**EXTRACT PROVIDED**.
Named by the British Film Institute as one of the ten best British films of the century, Kes, from Ken Loach (Hidden Agenda, The Wind That Shakes the Barley), is cinema’s quintessential portrait of working-class Northern England. Billy (an astonishingly naturalistic David Bradley) is a fifteen-year-old miner’s son whose close bond with a wild kestrel provides him with a spiritual escape from his dead-end life. Kes established the sociopolitical engagement and artistic brilliance of its filmmaker, and pushed the British “angry young man” film of the sixties into a new realm of authenticity, using real locations and nonprofessional actors. Loach’s poignant coming-of-age drama remains its now legendary director’s most beloved and influential film.

Director Ken Loach, Britain's poet laureate of the working class, brings Barry Hines's novel A Kestrel for a Knave to poignant life in his second feature. As the tagline puts it, "Billy Casper lies, cheats, steals." A scrawny imp with pool-blue eyes, Billy (David Bradley in a remarkably unaffected performance) lives in Yorkshire with his mother and boorish brother, Jud (Freddie Fletcher). When he isn't attending school or delivering papers, he tends to his kestrel. With help from an illegally obtained book, he proves a natural at falconry, and impresses his entire classroom when he tells them about Kes. As he speaks, his humble speech turns poetic.

Like Tom Courtenay in Tony Richardson's The Loneliness of the Long Distance Runner, Billy isn't a good kid, but the other lads are no better, and Kes brings out his best. If his stern principal and sadistic coach push him around, an English teacher encourages his passion, but when Billy crosses Jud, he risks losing the only thing that gives his life meaning. Though the flute-intensive score attempts to soften the scenario, the dialogue is astringent, the accents are authentic, and self-sabotaging Billy will break your heart.

**PROBLEM TO SOLVE**.
List every film title that appears in the passage on Kes. The lines have nothing to do with the passage on Kes.

**DATASET ROWS**.
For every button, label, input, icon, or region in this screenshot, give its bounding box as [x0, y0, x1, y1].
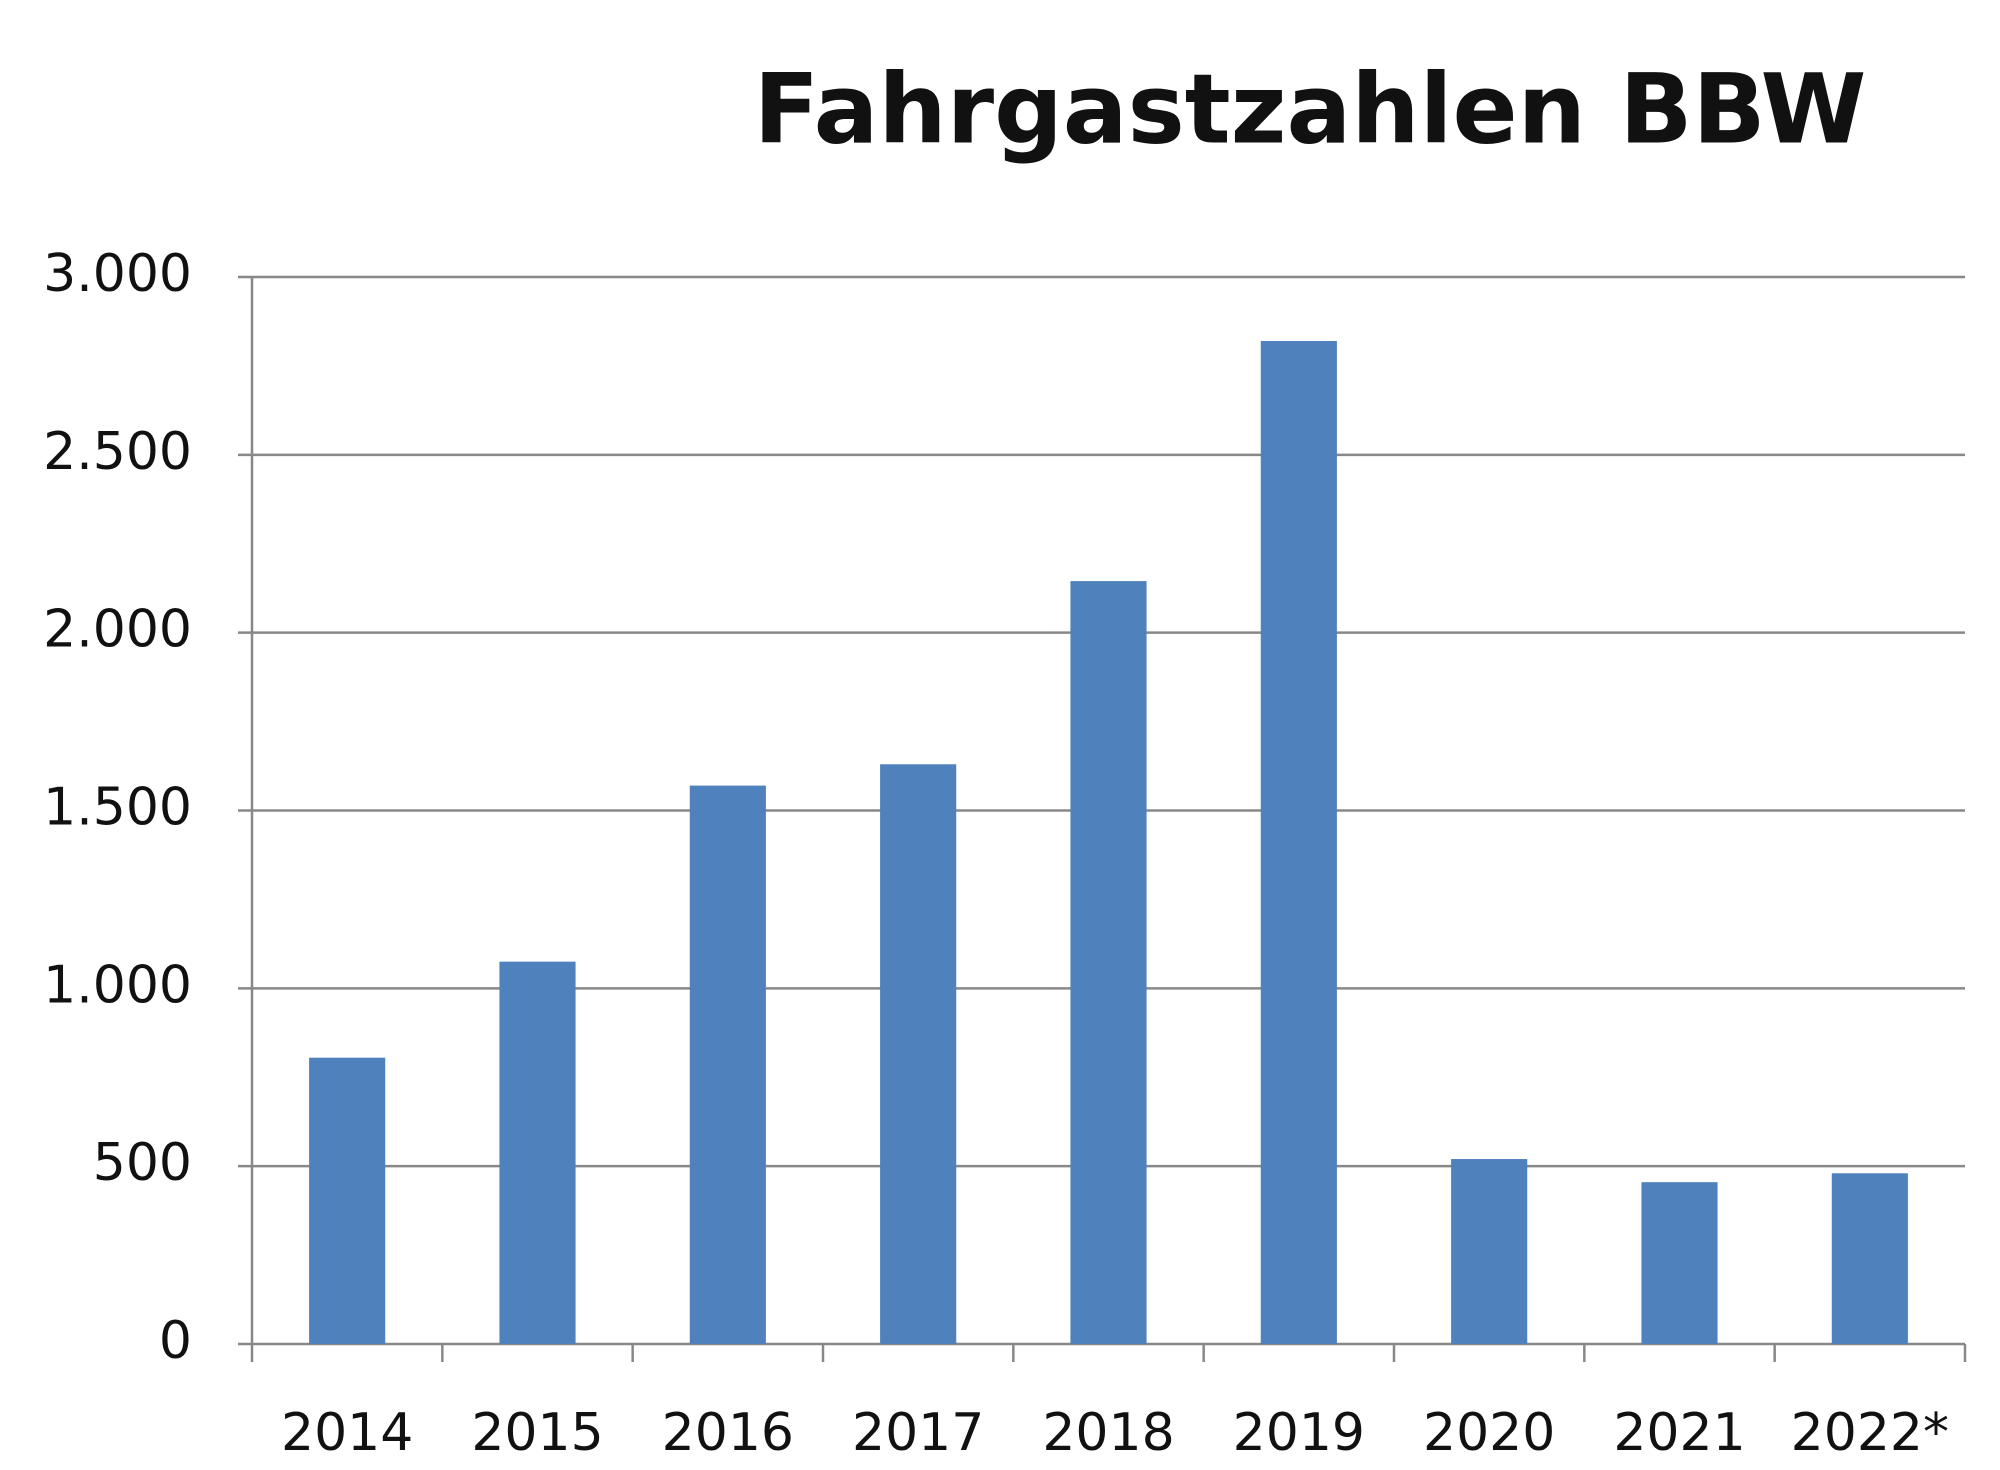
bar: [689, 785, 766, 1344]
x-tick-label: 2018: [1042, 1403, 1174, 1463]
y-tick-label: 1.500: [43, 778, 192, 838]
bar: [1070, 581, 1147, 1344]
bar: [1831, 1173, 1908, 1344]
y-tick-label: 1.000: [43, 955, 192, 1015]
bar: [1641, 1182, 1718, 1344]
chart-title: Fahrgastzahlen BBW: [754, 53, 1867, 165]
bar: [1451, 1159, 1528, 1344]
x-tick-label: 2019: [1233, 1403, 1365, 1463]
x-tick-label: 2020: [1423, 1403, 1555, 1463]
y-tick-label: 500: [93, 1133, 192, 1193]
y-tick-label: 2.500: [43, 422, 192, 482]
bar: [880, 764, 957, 1344]
x-tick-label: 2021: [1613, 1403, 1745, 1463]
x-tick-label: 2016: [662, 1403, 794, 1463]
y-tick-label: 2.000: [43, 600, 192, 660]
y-tick-label: 3.000: [43, 244, 192, 304]
bar: [1260, 341, 1337, 1344]
bar: [499, 961, 576, 1344]
y-tick-label: 0: [159, 1311, 192, 1371]
x-tick-label: 2014: [281, 1403, 413, 1463]
x-tick-label: 2017: [852, 1403, 984, 1463]
x-tick-label: 2015: [471, 1403, 603, 1463]
x-tick-label: 2022*: [1791, 1403, 1949, 1463]
bar: [309, 1057, 386, 1344]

**OUTPUT FOR THIS TASK**.
Kes
Hidden Agenda
The Wind That Shakes the Barley
The Loneliness of the Long Distance Runner